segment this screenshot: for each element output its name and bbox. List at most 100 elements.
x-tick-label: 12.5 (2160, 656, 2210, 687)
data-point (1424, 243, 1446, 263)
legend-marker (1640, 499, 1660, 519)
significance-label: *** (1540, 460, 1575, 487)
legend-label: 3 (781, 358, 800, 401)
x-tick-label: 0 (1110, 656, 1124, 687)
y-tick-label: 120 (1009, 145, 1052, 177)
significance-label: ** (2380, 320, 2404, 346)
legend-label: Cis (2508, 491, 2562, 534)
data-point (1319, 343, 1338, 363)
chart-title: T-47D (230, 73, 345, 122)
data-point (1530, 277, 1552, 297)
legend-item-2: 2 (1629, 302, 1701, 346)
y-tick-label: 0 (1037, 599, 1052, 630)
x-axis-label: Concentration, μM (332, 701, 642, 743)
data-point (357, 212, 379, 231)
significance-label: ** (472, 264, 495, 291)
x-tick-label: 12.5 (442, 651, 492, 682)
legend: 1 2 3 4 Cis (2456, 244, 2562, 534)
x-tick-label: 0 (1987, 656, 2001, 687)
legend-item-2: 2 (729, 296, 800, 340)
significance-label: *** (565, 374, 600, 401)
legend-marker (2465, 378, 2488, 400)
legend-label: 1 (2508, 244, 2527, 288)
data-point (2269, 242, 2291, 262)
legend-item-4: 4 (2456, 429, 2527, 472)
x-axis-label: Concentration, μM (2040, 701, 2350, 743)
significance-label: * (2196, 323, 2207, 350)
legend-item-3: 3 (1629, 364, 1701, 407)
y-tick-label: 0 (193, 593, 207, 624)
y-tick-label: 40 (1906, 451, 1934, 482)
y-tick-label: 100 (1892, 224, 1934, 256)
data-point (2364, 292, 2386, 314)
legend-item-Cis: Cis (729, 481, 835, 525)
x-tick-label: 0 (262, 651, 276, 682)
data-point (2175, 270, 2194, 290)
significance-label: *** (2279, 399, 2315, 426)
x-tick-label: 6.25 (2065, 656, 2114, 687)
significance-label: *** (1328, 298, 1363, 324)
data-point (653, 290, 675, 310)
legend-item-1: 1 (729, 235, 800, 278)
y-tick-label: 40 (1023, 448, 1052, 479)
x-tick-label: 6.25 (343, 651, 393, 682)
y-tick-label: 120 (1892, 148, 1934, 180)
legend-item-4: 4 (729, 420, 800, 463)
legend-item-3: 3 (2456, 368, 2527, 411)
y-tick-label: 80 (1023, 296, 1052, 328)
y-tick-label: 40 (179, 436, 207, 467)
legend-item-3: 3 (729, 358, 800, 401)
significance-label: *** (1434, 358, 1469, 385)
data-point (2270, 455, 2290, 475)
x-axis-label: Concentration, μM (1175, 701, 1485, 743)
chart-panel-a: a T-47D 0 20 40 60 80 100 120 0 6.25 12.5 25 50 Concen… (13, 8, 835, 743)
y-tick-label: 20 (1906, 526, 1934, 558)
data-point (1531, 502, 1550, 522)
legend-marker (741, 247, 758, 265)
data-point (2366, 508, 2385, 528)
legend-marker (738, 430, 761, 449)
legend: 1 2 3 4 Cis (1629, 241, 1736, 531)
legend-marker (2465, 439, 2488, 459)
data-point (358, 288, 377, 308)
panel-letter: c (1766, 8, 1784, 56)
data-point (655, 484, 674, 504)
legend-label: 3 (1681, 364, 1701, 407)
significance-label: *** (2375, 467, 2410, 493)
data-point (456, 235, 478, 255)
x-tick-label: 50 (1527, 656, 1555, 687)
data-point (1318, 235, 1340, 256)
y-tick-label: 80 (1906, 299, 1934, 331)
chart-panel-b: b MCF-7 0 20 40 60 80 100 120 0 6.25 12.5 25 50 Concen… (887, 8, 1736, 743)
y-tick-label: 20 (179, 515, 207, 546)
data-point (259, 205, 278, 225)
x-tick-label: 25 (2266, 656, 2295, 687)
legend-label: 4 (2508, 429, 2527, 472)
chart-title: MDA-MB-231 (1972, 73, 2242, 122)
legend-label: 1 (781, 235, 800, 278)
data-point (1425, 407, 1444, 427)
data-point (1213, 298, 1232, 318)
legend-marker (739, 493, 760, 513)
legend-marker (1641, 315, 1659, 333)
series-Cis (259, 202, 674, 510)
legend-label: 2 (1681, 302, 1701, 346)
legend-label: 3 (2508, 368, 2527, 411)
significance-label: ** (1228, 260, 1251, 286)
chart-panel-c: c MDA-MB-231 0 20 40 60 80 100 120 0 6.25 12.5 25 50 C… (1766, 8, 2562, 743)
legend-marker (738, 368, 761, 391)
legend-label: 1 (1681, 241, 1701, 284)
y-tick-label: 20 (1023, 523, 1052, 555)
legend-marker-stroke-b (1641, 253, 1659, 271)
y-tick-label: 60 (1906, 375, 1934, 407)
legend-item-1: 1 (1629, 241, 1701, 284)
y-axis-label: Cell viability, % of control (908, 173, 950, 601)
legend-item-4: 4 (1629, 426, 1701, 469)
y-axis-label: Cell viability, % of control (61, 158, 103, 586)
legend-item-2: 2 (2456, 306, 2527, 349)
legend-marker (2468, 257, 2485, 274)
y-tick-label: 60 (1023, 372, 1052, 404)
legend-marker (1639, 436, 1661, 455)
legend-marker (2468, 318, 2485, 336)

◇ ◇ ◇ ◇

Tarea planteada. Copia de nuevo todos los datos de arriba, pero cambia "Cell viability, % of control" por "Viabilidad celular, % del control" y deja lo demás tal cual.

Solución propuesta.
segment this screenshot: for each element output its name and bbox. List at most 100 elements.
x-tick-label: 12.5 (2160, 656, 2210, 687)
data-point (1424, 243, 1446, 263)
legend-marker (1640, 499, 1660, 519)
significance-label: *** (1540, 460, 1575, 487)
legend-label: 3 (781, 358, 800, 401)
x-tick-label: 0 (1110, 656, 1124, 687)
y-tick-label: 120 (1009, 145, 1052, 177)
significance-label: ** (2380, 320, 2404, 346)
legend-label: Cis (2508, 491, 2562, 534)
data-point (1319, 343, 1338, 363)
chart-title: T-47D (230, 73, 345, 122)
data-point (1530, 277, 1552, 297)
legend-item-2: 2 (1629, 302, 1701, 346)
y-tick-label: 0 (1037, 599, 1052, 630)
x-axis-label: Concentration, μM (332, 701, 642, 743)
data-point (357, 212, 379, 231)
significance-label: ** (472, 264, 495, 291)
x-tick-label: 12.5 (442, 651, 492, 682)
legend: 1 2 3 4 Cis (2456, 244, 2562, 534)
x-tick-label: 0 (1987, 656, 2001, 687)
legend-item-2: 2 (729, 296, 800, 340)
significance-label: *** (565, 374, 600, 401)
legend-marker (2465, 378, 2488, 400)
legend-label: 1 (2508, 244, 2527, 288)
data-point (2269, 242, 2291, 262)
legend-item-4: 4 (2456, 429, 2527, 472)
x-axis-label: Concentration, μM (2040, 701, 2350, 743)
significance-label: * (2196, 323, 2207, 350)
legend-item-3: 3 (1629, 364, 1701, 407)
y-tick-label: 0 (193, 593, 207, 624)
y-tick-label: 40 (1906, 451, 1934, 482)
y-tick-label: 100 (1892, 224, 1934, 256)
data-point (2364, 292, 2386, 314)
legend-item-Cis: Cis (729, 481, 835, 525)
x-tick-label: 0 (262, 651, 276, 682)
data-point (2175, 270, 2194, 290)
significance-label: *** (2279, 399, 2315, 426)
x-tick-label: 6.25 (2065, 656, 2114, 687)
significance-label: *** (1328, 298, 1363, 324)
data-point (653, 290, 675, 310)
legend-item-1: 1 (729, 235, 800, 278)
y-tick-label: 40 (1023, 448, 1052, 479)
x-tick-label: 6.25 (343, 651, 393, 682)
y-tick-label: 120 (1892, 148, 1934, 180)
legend-item-4: 4 (729, 420, 800, 463)
legend-item-3: 3 (2456, 368, 2527, 411)
y-tick-label: 80 (1023, 296, 1052, 328)
y-tick-label: 40 (179, 436, 207, 467)
legend-item-3: 3 (729, 358, 800, 401)
significance-label: *** (1434, 358, 1469, 385)
data-point (2270, 455, 2290, 475)
x-axis-label: Concentration, μM (1175, 701, 1485, 743)
chart-panel-a: a T-47D 0 20 40 60 80 100 120 0 6.25 12.5 25 50 Concen… (13, 8, 835, 743)
y-tick-label: 20 (1906, 526, 1934, 558)
data-point (1531, 502, 1550, 522)
legend-marker (741, 247, 758, 265)
data-point (2366, 508, 2385, 528)
legend-marker (738, 430, 761, 449)
legend: 1 2 3 4 Cis (1629, 241, 1736, 531)
legend-marker (2465, 439, 2488, 459)
data-point (358, 288, 377, 308)
panel-letter: c (1766, 8, 1784, 56)
data-point (655, 484, 674, 504)
legend-label: 3 (1681, 364, 1701, 407)
significance-label: *** (2375, 467, 2410, 493)
data-point (456, 235, 478, 255)
x-tick-label: 50 (1527, 656, 1555, 687)
data-point (1318, 235, 1340, 256)
y-tick-label: 80 (1906, 299, 1934, 331)
chart-panel-b: b MCF-7 0 20 40 60 80 100 120 0 6.25 12.5 25 50 Concen… (887, 8, 1736, 743)
y-tick-label: 20 (179, 515, 207, 546)
data-point (259, 205, 278, 225)
x-tick-label: 25 (2266, 656, 2295, 687)
legend-label: 4 (2508, 429, 2527, 472)
chart-title: MDA-MB-231 (1972, 73, 2242, 122)
legend-label: 1 (781, 235, 800, 278)
data-point (1425, 407, 1444, 427)
data-point (1213, 298, 1232, 318)
legend-marker (739, 493, 760, 513)
legend-marker (1641, 315, 1659, 333)
series-Cis (259, 202, 674, 510)
legend-label: 2 (1681, 302, 1701, 346)
legend-label: 3 (2508, 368, 2527, 411)
significance-label: ** (1228, 260, 1251, 286)
chart-panel-c: c MDA-MB-231 0 20 40 60 80 100 120 0 6.25 12.5 25 50 C… (1766, 8, 2562, 743)
legend-marker (738, 368, 761, 391)
legend-label: 1 (1681, 241, 1701, 284)
y-tick-label: 20 (1023, 523, 1052, 555)
legend-marker-stroke-b (1641, 253, 1659, 271)
y-tick-label: 60 (1906, 375, 1934, 407)
legend-item-1: 1 (1629, 241, 1701, 284)
y-axis-label: Viabilidad celular, % del control (908, 173, 950, 601)
legend-item-4: 4 (1629, 426, 1701, 469)
y-axis-label: Viabilidad celular, % del control (61, 158, 103, 586)
legend-item-2: 2 (2456, 306, 2527, 349)
legend-marker (2468, 257, 2485, 274)
y-tick-label: 60 (1023, 372, 1052, 404)
legend-marker (1639, 436, 1661, 455)
legend-marker (2468, 318, 2485, 336)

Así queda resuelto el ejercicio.